Problems:
[1] Decide whether each statement below agrees with the liquid-cooling passage, answering yes or no and quoting the text's deciding words exactly. (a) The computer room water conditioning unit contained redundant pumps. (b) The system water supplied to the electronics frames was typically maintained at about 30° C. (c) A failure of the heat exchanger would have brought down only a single electronics rack.
[2] Extract from the liquid-cooling passage the wording starting with "From the 1970's" and going on through "racks of the computer room.", without altering a single word.

The present invention relates in general to cooling assemblies and other apparatus used for removing heat from electronic devices, modules and systems. More particularly, this invention relates to methods and systems for monitoring a rate of volume change of coolant within a cooling system designed, for example, to cool one or more electronics subsystems, such as electronics racks, of a computing environment.
Heat flux dissipated by electronic equipment, such as microprocessors and power supplies, is again reaching levels that require cooling other than simple air cooling as a means of controlling component temperature. Liquid cooling (e.g., water cooling) is an attractive technology to manage these higher heat fluxes. The liquid absorbs the heat dissipated by the component/modules in an efficient manner, i.e., with minimal temperature rise from the liquid to the component being cooled. Typically, the heat is ultimately transferred from the liquid out into the outside environment. Otherwise, the liquid coolant would continuously rise in temperature.
From the 1970's through the early 1990's, International Business Machines Corporation accomplished this task by circulating cooling liquid via a coolant distribution unit which was a single, large computer room water conditioning unit (CRWCU). The CRWCU distributed conditioned chilled water to the various electronics racks of a mainframe computer system to be cooled. Conventionally, the electronics racks of the mainframe computer included memory frames, processor frames, input/output frames, power frames, etc. Operationally, the CRWCU received customer chilled water which was then used to remove heat from conditioned cooled water to the individual electronics racks of the computer room.
The CRWCU included a primary cooling loop wherein building chilled water was supplied and passed through a control valve driven by a motor. The valve determined an amount of building chilled water to be passed through a heat exchanger, with a portion of the building chilled water possibly being returned directly to the return via a bypass orifice. The CRWCU further included a second cooling loop with a reservoir tank from which water was pumped either by one of two pumps into the heat exchanger for conditioning and output therefrom as a conditioned water source to the electronics racks to be cooled within the computer room. The computer room water conditioning unit normally stood separate from the electronics frames, and again, would supply system water (typically maintained at about 22° C.) to all electronics frames of the computer room.
The coolant distribution unit, and more particularly, the computer room water conditioning unit (CRWCU), contained a single heat exchanger, a single reservoir, a single control valve, and redundant pumps. Thus, in the case of a failed pump, the CRWCU would automatically switch to the redundant pump, but any other malfunction in the coolant distribution unit would have brought down the whole computer room mainframe system. For example, if the heat exchanger, or control valve, or building chilled water source failed, the entire mainframe system in the computer room would also fail. Redundant mainframe computers would have been on the computer room floor to allow continuation of processing (in a degraded mode) until the downed mainframe could be repaired.

Dataset extract:

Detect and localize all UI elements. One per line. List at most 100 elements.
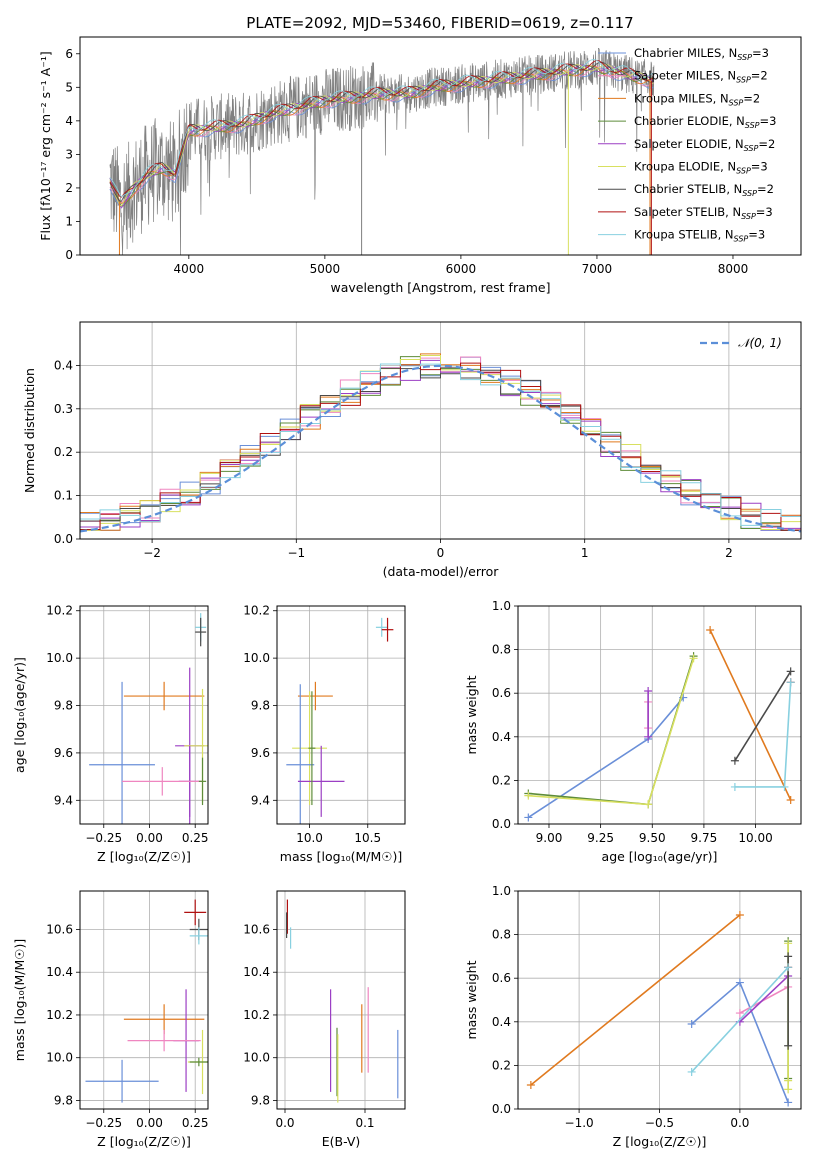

Task-by-task solutions:
[1]
(a) Yes: "a single heat exchanger, a single reservoir, a single control valve, and redundant pumps"
(b) No: "typically maintained at about 22° C."
(c) No: "if the heat exchanger, or control valve, or building chilled water source failed, the entire mainframe system in the computer room would also fail"

[2]
From the 1970's through the early 1990's, International Business Machines Corporation accomplished this task by circulating cooling liquid via a coolant distribution unit which was a single, large computer room water conditioning unit (CRWCU). The CRWCU distributed conditioned chilled water to the various electronics racks of a mainframe computer system to be cooled. Conventionally, the electronics racks of the mainframe computer included memory frames, processor frames, input/output frames, power frames, etc. Operationally, the CRWCU received customer chilled water which was then used to remove heat from conditioned cooled water to the individual electronics racks of the computer room.